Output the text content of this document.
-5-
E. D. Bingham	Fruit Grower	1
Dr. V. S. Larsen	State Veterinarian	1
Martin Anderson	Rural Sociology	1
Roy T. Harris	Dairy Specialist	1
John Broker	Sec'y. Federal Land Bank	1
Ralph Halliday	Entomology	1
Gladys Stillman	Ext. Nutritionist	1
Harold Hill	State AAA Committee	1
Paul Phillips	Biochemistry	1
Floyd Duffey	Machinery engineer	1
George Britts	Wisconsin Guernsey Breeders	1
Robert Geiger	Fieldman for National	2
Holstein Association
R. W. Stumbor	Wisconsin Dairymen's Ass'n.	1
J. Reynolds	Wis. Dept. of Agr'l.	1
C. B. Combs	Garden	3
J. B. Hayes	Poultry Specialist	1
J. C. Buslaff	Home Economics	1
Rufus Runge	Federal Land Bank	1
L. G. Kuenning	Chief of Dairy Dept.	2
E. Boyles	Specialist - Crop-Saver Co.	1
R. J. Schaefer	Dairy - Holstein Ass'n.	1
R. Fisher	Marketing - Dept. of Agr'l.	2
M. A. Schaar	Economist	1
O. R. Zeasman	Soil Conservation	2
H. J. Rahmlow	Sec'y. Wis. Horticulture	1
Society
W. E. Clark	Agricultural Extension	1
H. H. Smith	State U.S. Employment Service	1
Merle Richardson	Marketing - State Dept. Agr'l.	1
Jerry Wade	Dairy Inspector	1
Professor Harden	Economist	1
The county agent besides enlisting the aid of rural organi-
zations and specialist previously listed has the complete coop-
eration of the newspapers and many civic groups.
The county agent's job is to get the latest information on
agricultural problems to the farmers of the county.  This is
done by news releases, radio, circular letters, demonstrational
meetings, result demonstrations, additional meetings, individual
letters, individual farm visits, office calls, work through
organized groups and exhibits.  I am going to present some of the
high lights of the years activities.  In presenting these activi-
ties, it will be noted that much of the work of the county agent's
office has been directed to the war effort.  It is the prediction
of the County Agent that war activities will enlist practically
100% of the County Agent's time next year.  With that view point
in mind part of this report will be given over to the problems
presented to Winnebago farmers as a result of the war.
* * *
* * * *
**TASK GOAL**. Recopy the whole listing exactly.

**EXERCISE OUTPUT**.
Output the text content of this document.
-5-
E. D. Bingham	Fruit Grower	1
Dr. V. S. Larsen	State Veterinarian	1
Martin Anderson	Rural Sociology	1
Roy T. Harris	Dairy Specialist	1
John Broker	Sec'y. Federal Land Bank	1
Ralph Halliday	Entomology	1
Gladys Stillman	Ext. Nutritionist	1
Harold Hill	State AAA Committee	1
Paul Phillips	Biochemistry	1
Floyd Duffey	Machinery engineer	1
George Britts	Wisconsin Guernsey Breeders	1
Robert Geiger	Fieldman for National	2
Holstein Association
R. W. Stumbor	Wisconsin Dairymen's Ass'n.	1
J. Reynolds	Wis. Dept. of Agr'l.	1
C. B. Combs	Garden	3
J. B. Hayes	Poultry Specialist	1
J. C. Buslaff	Home Economics	1
Rufus Runge	Federal Land Bank	1
L. G. Kuenning	Chief of Dairy Dept.	2
E. Boyles	Specialist - Crop-Saver Co.	1
R. J. Schaefer	Dairy - Holstein Ass'n.	1
R. Fisher	Marketing - Dept. of Agr'l.	2
M. A. Schaar	Economist	1
O. R. Zeasman	Soil Conservation	2
H. J. Rahmlow	Sec'y. Wis. Horticulture	1
Society
W. E. Clark	Agricultural Extension	1
H. H. Smith	State U.S. Employment Service	1
Merle Richardson	Marketing - State Dept. Agr'l.	1
Jerry Wade	Dairy Inspector	1
Professor Harden	Economist	1
The county agent besides enlisting the aid of rural organi-
zations and specialist previously listed has the complete coop-
eration of the newspapers and many civic groups.
The county agent's job is to get the latest information on
agricultural problems to the farmers of the county.  This is
done by news releases, radio, circular letters, demonstrational
meetings, result demonstrations, additional meetings, individual
letters, individual farm visits, office calls, work through
organized groups and exhibits.  I am going to present some of the
high lights of the years activities.  In presenting these activi-
ties, it will be noted that much of the work of the county agent's
office has been directed to the war effort.  It is the prediction
of the County Agent that war activities will enlist practically
100% of the County Agent's time next year.  With that view point
in mind part of this report will be given over to the problems
presented to Winnebago farmers as a result of the war.
* * *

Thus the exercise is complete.